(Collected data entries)

........

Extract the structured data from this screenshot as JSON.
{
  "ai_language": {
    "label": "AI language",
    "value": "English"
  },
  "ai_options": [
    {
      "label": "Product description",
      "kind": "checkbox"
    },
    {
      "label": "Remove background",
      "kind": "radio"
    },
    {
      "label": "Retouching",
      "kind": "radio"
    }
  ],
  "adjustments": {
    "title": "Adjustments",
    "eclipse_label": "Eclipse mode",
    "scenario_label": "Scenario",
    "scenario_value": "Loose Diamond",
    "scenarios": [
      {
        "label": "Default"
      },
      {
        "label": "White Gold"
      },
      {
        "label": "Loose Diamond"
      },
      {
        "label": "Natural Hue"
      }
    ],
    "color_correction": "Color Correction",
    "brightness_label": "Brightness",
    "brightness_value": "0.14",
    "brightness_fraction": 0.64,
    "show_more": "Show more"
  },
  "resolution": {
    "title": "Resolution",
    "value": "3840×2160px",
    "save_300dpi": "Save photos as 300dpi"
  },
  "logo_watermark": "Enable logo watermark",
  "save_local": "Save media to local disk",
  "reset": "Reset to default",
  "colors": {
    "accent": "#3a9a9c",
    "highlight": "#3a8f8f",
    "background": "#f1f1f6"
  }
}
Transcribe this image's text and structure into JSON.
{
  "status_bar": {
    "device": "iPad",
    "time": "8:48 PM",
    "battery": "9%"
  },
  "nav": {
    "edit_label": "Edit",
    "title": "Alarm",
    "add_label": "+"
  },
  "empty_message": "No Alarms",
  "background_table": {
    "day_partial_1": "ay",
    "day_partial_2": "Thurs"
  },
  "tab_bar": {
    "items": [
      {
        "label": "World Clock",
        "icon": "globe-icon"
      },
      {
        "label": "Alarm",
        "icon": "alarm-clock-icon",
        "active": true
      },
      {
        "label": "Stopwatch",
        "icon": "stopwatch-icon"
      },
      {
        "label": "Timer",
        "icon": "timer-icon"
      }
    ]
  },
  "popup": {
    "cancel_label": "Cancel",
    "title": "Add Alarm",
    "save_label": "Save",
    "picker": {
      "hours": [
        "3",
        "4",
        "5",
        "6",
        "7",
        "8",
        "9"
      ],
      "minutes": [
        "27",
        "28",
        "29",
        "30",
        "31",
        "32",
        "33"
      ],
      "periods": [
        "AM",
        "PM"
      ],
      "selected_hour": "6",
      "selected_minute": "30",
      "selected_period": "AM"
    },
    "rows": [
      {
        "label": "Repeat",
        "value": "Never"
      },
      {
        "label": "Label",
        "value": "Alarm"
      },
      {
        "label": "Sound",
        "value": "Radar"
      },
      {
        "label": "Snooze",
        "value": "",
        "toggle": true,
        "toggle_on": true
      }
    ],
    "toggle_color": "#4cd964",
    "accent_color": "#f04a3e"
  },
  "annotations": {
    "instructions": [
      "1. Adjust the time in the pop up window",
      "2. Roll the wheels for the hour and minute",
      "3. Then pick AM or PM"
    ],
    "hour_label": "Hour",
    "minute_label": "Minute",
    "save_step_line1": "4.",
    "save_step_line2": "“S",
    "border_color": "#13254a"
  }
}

........

Stated goal — Write out the whole listing again, exactly as it stands.

Solution to this problem —
Extract the structured data from this screenshot as JSON.
{
  "ai_language": {
    "label": "AI language",
    "value": "English"
  },
  "ai_options": [
    {
      "label": "Product description",
      "kind": "checkbox"
    },
    {
      "label": "Remove background",
      "kind": "radio"
    },
    {
      "label": "Retouching",
      "kind": "radio"
    }
  ],
  "adjustments": {
    "title": "Adjustments",
    "eclipse_label": "Eclipse mode",
    "scenario_label": "Scenario",
    "scenario_value": "Loose Diamond",
    "scenarios": [
      {
        "label": "Default"
      },
      {
        "label": "White Gold"
      },
      {
        "label": "Loose Diamond"
      },
      {
        "label": "Natural Hue"
      }
    ],
    "color_correction": "Color Correction",
    "brightness_label": "Brightness",
    "brightness_value": "0.14",
    "brightness_fraction": 0.64,
    "show_more": "Show more"
  },
  "resolution": {
    "title": "Resolution",
    "value": "3840×2160px",
    "save_300dpi": "Save photos as 300dpi"
  },
  "logo_watermark": "Enable logo watermark",
  "save_local": "Save media to local disk",
  "reset": "Reset to default",
  "colors": {
    "accent": "#3a9a9c",
    "highlight": "#3a8f8f",
    "background": "#f1f1f6"
  }
}
Transcribe this image's text and structure into JSON.
{
  "status_bar": {
    "device": "iPad",
    "time": "8:48 PM",
    "battery": "9%"
  },
  "nav": {
    "edit_label": "Edit",
    "title": "Alarm",
    "add_label": "+"
  },
  "empty_message": "No Alarms",
  "background_table": {
    "day_partial_1": "ay",
    "day_partial_2": "Thurs"
  },
  "tab_bar": {
    "items": [
      {
        "label": "World Clock",
        "icon": "globe-icon"
      },
      {
        "label": "Alarm",
        "icon": "alarm-clock-icon",
        "active": true
      },
      {
        "label": "Stopwatch",
        "icon": "stopwatch-icon"
      },
      {
        "label": "Timer",
        "icon": "timer-icon"
      }
    ]
  },
  "popup": {
    "cancel_label": "Cancel",
    "title": "Add Alarm",
    "save_label": "Save",
    "picker": {
      "hours": [
        "3",
        "4",
        "5",
        "6",
        "7",
        "8",
        "9"
      ],
      "minutes": [
        "27",
        "28",
        "29",
        "30",
        "31",
        "32",
        "33"
      ],
      "periods": [
        "AM",
        "PM"
      ],
      "selected_hour": "6",
      "selected_minute": "30",
      "selected_period": "AM"
    },
    "rows": [
      {
        "label": "Repeat",
        "value": "Never"
      },
      {
        "label": "Label",
        "value": "Alarm"
      },
      {
        "label": "Sound",
        "value": "Radar"
      },
      {
        "label": "Snooze",
        "value": "",
        "toggle": true,
        "toggle_on": true
      }
    ],
    "toggle_color": "#4cd964",
    "accent_color": "#f04a3e"
  },
  "annotations": {
    "instructions": [
      "1. Adjust the time in the pop up window",
      "2. Roll the wheels for the hour and minute",
      "3. Then pick AM or PM"
    ],
    "hour_label": "Hour",
    "minute_label": "Minute",
    "save_step_line1": "4.",
    "save_step_line2": "“S",
    "border_color": "#13254a"
  }
}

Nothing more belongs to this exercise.